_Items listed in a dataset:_
▬▬▬▬▬▬

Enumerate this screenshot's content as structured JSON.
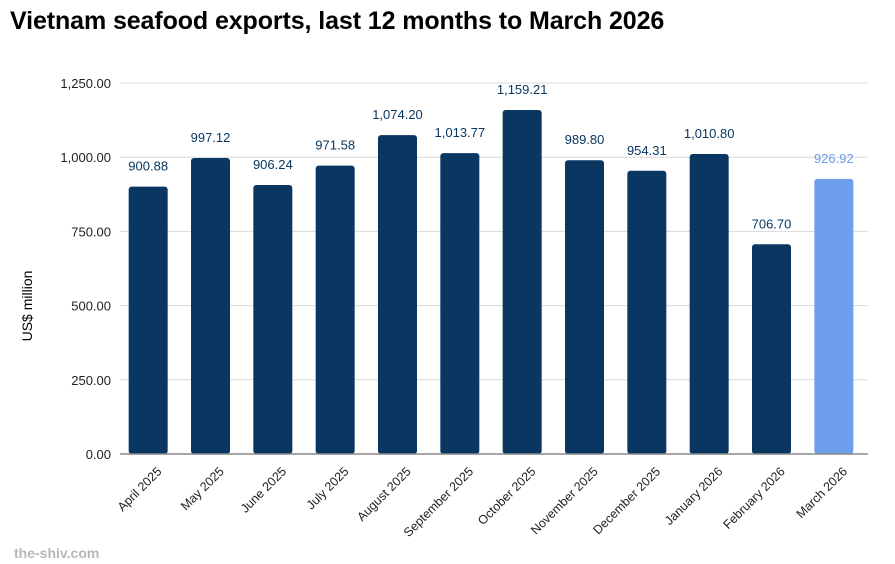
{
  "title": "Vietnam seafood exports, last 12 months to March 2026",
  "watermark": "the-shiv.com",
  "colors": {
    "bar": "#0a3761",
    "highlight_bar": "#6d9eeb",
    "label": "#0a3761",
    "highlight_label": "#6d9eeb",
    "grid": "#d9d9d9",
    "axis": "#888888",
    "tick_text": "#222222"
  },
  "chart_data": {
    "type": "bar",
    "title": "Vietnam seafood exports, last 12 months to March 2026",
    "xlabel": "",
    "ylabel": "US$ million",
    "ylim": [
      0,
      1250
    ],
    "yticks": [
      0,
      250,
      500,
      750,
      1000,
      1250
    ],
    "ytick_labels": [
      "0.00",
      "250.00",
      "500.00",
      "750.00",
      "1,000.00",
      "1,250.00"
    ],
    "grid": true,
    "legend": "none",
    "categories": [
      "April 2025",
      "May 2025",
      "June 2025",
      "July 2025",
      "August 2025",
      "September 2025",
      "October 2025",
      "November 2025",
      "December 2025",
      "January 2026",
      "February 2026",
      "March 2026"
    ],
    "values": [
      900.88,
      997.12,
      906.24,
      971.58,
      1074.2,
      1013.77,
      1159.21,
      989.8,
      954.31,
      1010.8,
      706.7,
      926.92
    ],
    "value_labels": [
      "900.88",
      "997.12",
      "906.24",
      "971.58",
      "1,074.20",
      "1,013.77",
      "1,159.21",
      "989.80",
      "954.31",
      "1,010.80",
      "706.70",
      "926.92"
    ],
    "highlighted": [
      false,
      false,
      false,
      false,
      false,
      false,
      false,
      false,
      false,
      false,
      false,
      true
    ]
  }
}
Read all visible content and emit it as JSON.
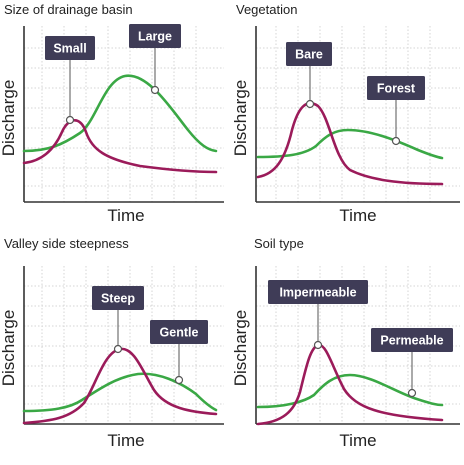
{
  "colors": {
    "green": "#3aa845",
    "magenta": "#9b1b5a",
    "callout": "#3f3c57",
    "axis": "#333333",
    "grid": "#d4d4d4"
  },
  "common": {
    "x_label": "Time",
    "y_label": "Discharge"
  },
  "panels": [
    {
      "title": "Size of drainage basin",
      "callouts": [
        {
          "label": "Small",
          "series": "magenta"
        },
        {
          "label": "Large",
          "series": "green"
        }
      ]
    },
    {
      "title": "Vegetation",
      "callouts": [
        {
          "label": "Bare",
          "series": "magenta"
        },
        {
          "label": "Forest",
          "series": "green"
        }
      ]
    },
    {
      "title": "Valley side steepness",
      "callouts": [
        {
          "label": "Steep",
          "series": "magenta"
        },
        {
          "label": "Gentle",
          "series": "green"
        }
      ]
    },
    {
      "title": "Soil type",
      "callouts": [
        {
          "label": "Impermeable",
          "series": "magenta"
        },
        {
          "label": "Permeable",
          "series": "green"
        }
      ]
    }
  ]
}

▬▬▬▬▬▬

_GIVEN TASK:_
Read through the entries and copy each line in which "months" appears.

_OUTPUT FOR THIS EXERCISE:_
  "title": "Vietnam seafood exports, last 12 months to March 2026",
    "title": "Vietnam seafood exports, last 12 months to March 2026",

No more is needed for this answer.